What is being asked:
Pictures appear in the records below; write out everything else exactly.

Excerpts from a figure dataset:
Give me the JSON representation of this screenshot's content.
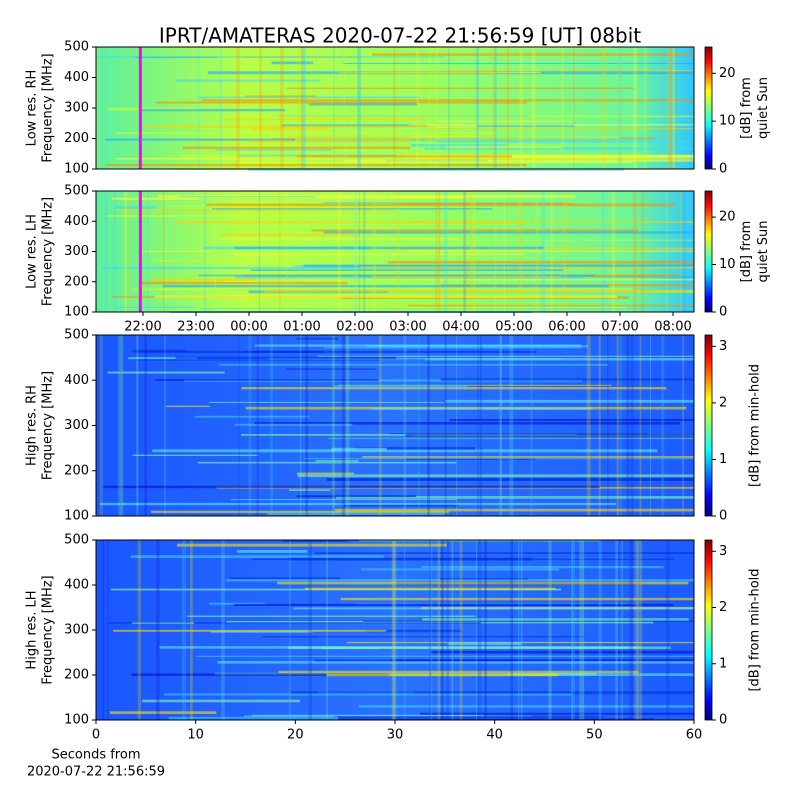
{
  "title": "IPRT/AMATERAS 2020-07-22 21:56:59 [UT]   08bit",
  "chart_data": [
    {
      "type": "heatmap",
      "ylabel": [
        "Low res. RH",
        "Frequency [MHz]"
      ],
      "xlim": [
        21.113,
        32.396
      ],
      "ylim": [
        100,
        500
      ],
      "yticks": [
        100,
        200,
        300,
        400,
        500
      ],
      "marker_x": 21.95,
      "marker_color": "#ff00ff",
      "colorbar": {
        "lim": [
          0,
          25.5
        ],
        "ticks": [
          0,
          10,
          20
        ],
        "label": [
          "[dB] from",
          "quiet Sun"
        ]
      }
    },
    {
      "type": "heatmap",
      "ylabel": [
        "Low res. LH",
        "Frequency [MHz]"
      ],
      "xlim": [
        21.113,
        32.396
      ],
      "ylim": [
        100,
        500
      ],
      "yticks": [
        100,
        200,
        300,
        400,
        500
      ],
      "xticks": [
        {
          "value": 22,
          "label": "22:00"
        },
        {
          "value": 23,
          "label": "23:00"
        },
        {
          "value": 24,
          "label": "00:00"
        },
        {
          "value": 25,
          "label": "01:00"
        },
        {
          "value": 26,
          "label": "02:00"
        },
        {
          "value": 27,
          "label": "03:00"
        },
        {
          "value": 28,
          "label": "04:00"
        },
        {
          "value": 29,
          "label": "05:00"
        },
        {
          "value": 30,
          "label": "06:00"
        },
        {
          "value": 31,
          "label": "07:00"
        },
        {
          "value": 32,
          "label": "08:00"
        }
      ],
      "marker_x": 21.95,
      "marker_color": "#ff00ff",
      "colorbar": {
        "lim": [
          0,
          25.5
        ],
        "ticks": [
          0,
          10,
          20
        ],
        "label": [
          "[dB] from",
          "quiet Sun"
        ]
      }
    },
    {
      "type": "heatmap",
      "ylabel": [
        "High res. RH",
        "Frequency [MHz]"
      ],
      "xlim": [
        0,
        60
      ],
      "ylim": [
        100,
        500
      ],
      "yticks": [
        100,
        200,
        300,
        400,
        500
      ],
      "colorbar": {
        "lim": [
          0,
          3.2
        ],
        "ticks": [
          0,
          1,
          2,
          3
        ],
        "label": [
          "[dB] from min-hold"
        ]
      }
    },
    {
      "type": "heatmap",
      "ylabel": [
        "High res. LH",
        "Frequency [MHz]"
      ],
      "xlim": [
        0,
        60
      ],
      "ylim": [
        100,
        500
      ],
      "yticks": [
        100,
        200,
        300,
        400,
        500
      ],
      "xticks": [
        0,
        10,
        20,
        30,
        40,
        50,
        60
      ],
      "xlabel": [
        "Seconds from",
        "2020-07-22 21:56:59"
      ],
      "colorbar": {
        "lim": [
          0,
          3.2
        ],
        "ticks": [
          0,
          1,
          2,
          3
        ],
        "label": [
          "[dB] from min-hold"
        ]
      }
    }
  ]
}
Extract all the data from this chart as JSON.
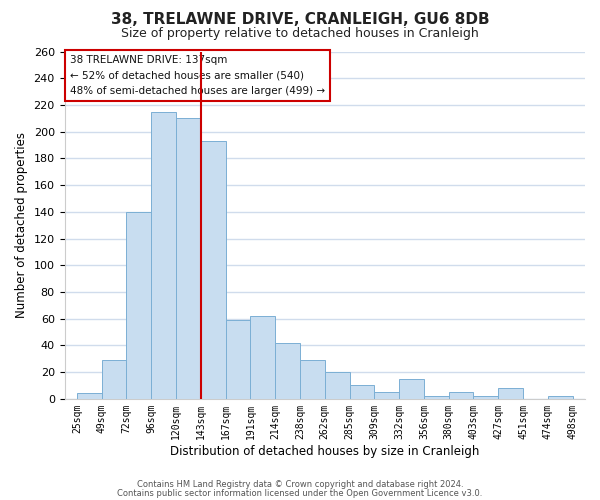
{
  "title": "38, TRELAWNE DRIVE, CRANLEIGH, GU6 8DB",
  "subtitle": "Size of property relative to detached houses in Cranleigh",
  "xlabel": "Distribution of detached houses by size in Cranleigh",
  "ylabel": "Number of detached properties",
  "bar_color": "#c8ddf0",
  "bar_edge_color": "#7bafd4",
  "vline_color": "#cc0000",
  "categories": [
    "25sqm",
    "49sqm",
    "72sqm",
    "96sqm",
    "120sqm",
    "143sqm",
    "167sqm",
    "191sqm",
    "214sqm",
    "238sqm",
    "262sqm",
    "285sqm",
    "309sqm",
    "332sqm",
    "356sqm",
    "380sqm",
    "403sqm",
    "427sqm",
    "451sqm",
    "474sqm",
    "498sqm"
  ],
  "values": [
    4,
    29,
    140,
    215,
    210,
    193,
    59,
    62,
    42,
    29,
    20,
    10,
    5,
    15,
    2,
    5,
    2,
    8,
    0,
    2
  ],
  "ylim": [
    0,
    260
  ],
  "yticks": [
    0,
    20,
    40,
    60,
    80,
    100,
    120,
    140,
    160,
    180,
    200,
    220,
    240,
    260
  ],
  "annotation_title": "38 TRELAWNE DRIVE: 137sqm",
  "annotation_line1": "← 52% of detached houses are smaller (540)",
  "annotation_line2": "48% of semi-detached houses are larger (499) →",
  "footer_line1": "Contains HM Land Registry data © Crown copyright and database right 2024.",
  "footer_line2": "Contains public sector information licensed under the Open Government Licence v3.0.",
  "background_color": "#ffffff",
  "grid_color": "#d0dcec",
  "vline_index": 5
}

Expected answer:
Give me the JSON representation of this screenshot's content.
{
  "title": "IPRT/AMATERAS 2020-07-22 21:56:59 [UT]   08bit",
  "chart_data": [
    {
      "type": "heatmap",
      "ylabel": [
        "Low res. RH",
        "Frequency [MHz]"
      ],
      "xlim": [
        21.113,
        32.396
      ],
      "ylim": [
        100,
        500
      ],
      "yticks": [
        100,
        200,
        300,
        400,
        500
      ],
      "marker_x": 21.95,
      "marker_color": "#ff00ff",
      "colorbar": {
        "lim": [
          0,
          25.5
        ],
        "ticks": [
          0,
          10,
          20
        ],
        "label": [
          "[dB] from",
          "quiet Sun"
        ]
      }
    },
    {
      "type": "heatmap",
      "ylabel": [
        "Low res. LH",
        "Frequency [MHz]"
      ],
      "xlim": [
        21.113,
        32.396
      ],
      "ylim": [
        100,
        500
      ],
      "yticks": [
        100,
        200,
        300,
        400,
        500
      ],
      "xticks": [
        {
          "value": 22,
          "label": "22:00"
        },
        {
          "value": 23,
          "label": "23:00"
        },
        {
          "value": 24,
          "label": "00:00"
        },
        {
          "value": 25,
          "label": "01:00"
        },
        {
          "value": 26,
          "label": "02:00"
        },
        {
          "value": 27,
          "label": "03:00"
        },
        {
          "value": 28,
          "label": "04:00"
        },
        {
          "value": 29,
          "label": "05:00"
        },
        {
          "value": 30,
          "label": "06:00"
        },
        {
          "value": 31,
          "label": "07:00"
        },
        {
          "value": 32,
          "label": "08:00"
        }
      ],
      "marker_x": 21.95,
      "marker_color": "#ff00ff",
      "colorbar": {
        "lim": [
          0,
          25.5
        ],
        "ticks": [
          0,
          10,
          20
        ],
        "label": [
          "[dB] from",
          "quiet Sun"
        ]
      }
    },
    {
      "type": "heatmap",
      "ylabel": [
        "High res. RH",
        "Frequency [MHz]"
      ],
      "xlim": [
        0,
        60
      ],
      "ylim": [
        100,
        500
      ],
      "yticks": [
        100,
        200,
        300,
        400,
        500
      ],
      "colorbar": {
        "lim": [
          0,
          3.2
        ],
        "ticks": [
          0,
          1,
          2,
          3
        ],
        "label": [
          "[dB] from min-hold"
        ]
      }
    },
    {
      "type": "heatmap",
      "ylabel": [
        "High res. LH",
        "Frequency [MHz]"
      ],
      "xlim": [
        0,
        60
      ],
      "ylim": [
        100,
        500
      ],
      "yticks": [
        100,
        200,
        300,
        400,
        500
      ],
      "xticks": [
        0,
        10,
        20,
        30,
        40,
        50,
        60
      ],
      "xlabel": [
        "Seconds from",
        "2020-07-22 21:56:59"
      ],
      "colorbar": {
        "lim": [
          0,
          3.2
        ],
        "ticks": [
          0,
          1,
          2,
          3
        ],
        "label": [
          "[dB] from min-hold"
        ]
      }
    }
  ]
}
Extract all the data from this chart as JSON.
{
  "title": "38, TRELAWNE DRIVE, CRANLEIGH, GU6 8DB",
  "subtitle": "Size of property relative to detached houses in Cranleigh",
  "xlabel": "Distribution of detached houses by size in Cranleigh",
  "ylabel": "Number of detached properties",
  "bar_color": "#c8ddf0",
  "bar_edge_color": "#7bafd4",
  "vline_color": "#cc0000",
  "categories": [
    "25sqm",
    "49sqm",
    "72sqm",
    "96sqm",
    "120sqm",
    "143sqm",
    "167sqm",
    "191sqm",
    "214sqm",
    "238sqm",
    "262sqm",
    "285sqm",
    "309sqm",
    "332sqm",
    "356sqm",
    "380sqm",
    "403sqm",
    "427sqm",
    "451sqm",
    "474sqm",
    "498sqm"
  ],
  "values": [
    4,
    29,
    140,
    215,
    210,
    193,
    59,
    62,
    42,
    29,
    20,
    10,
    5,
    15,
    2,
    5,
    2,
    8,
    0,
    2
  ],
  "ylim": [
    0,
    260
  ],
  "yticks": [
    0,
    20,
    40,
    60,
    80,
    100,
    120,
    140,
    160,
    180,
    200,
    220,
    240,
    260
  ],
  "annotation_title": "38 TRELAWNE DRIVE: 137sqm",
  "annotation_line1": "← 52% of detached houses are smaller (540)",
  "annotation_line2": "48% of semi-detached houses are larger (499) →",
  "footer_line1": "Contains HM Land Registry data © Crown copyright and database right 2024.",
  "footer_line2": "Contains public sector information licensed under the Open Government Licence v3.0.",
  "background_color": "#ffffff",
  "grid_color": "#d0dcec",
  "vline_index": 5
}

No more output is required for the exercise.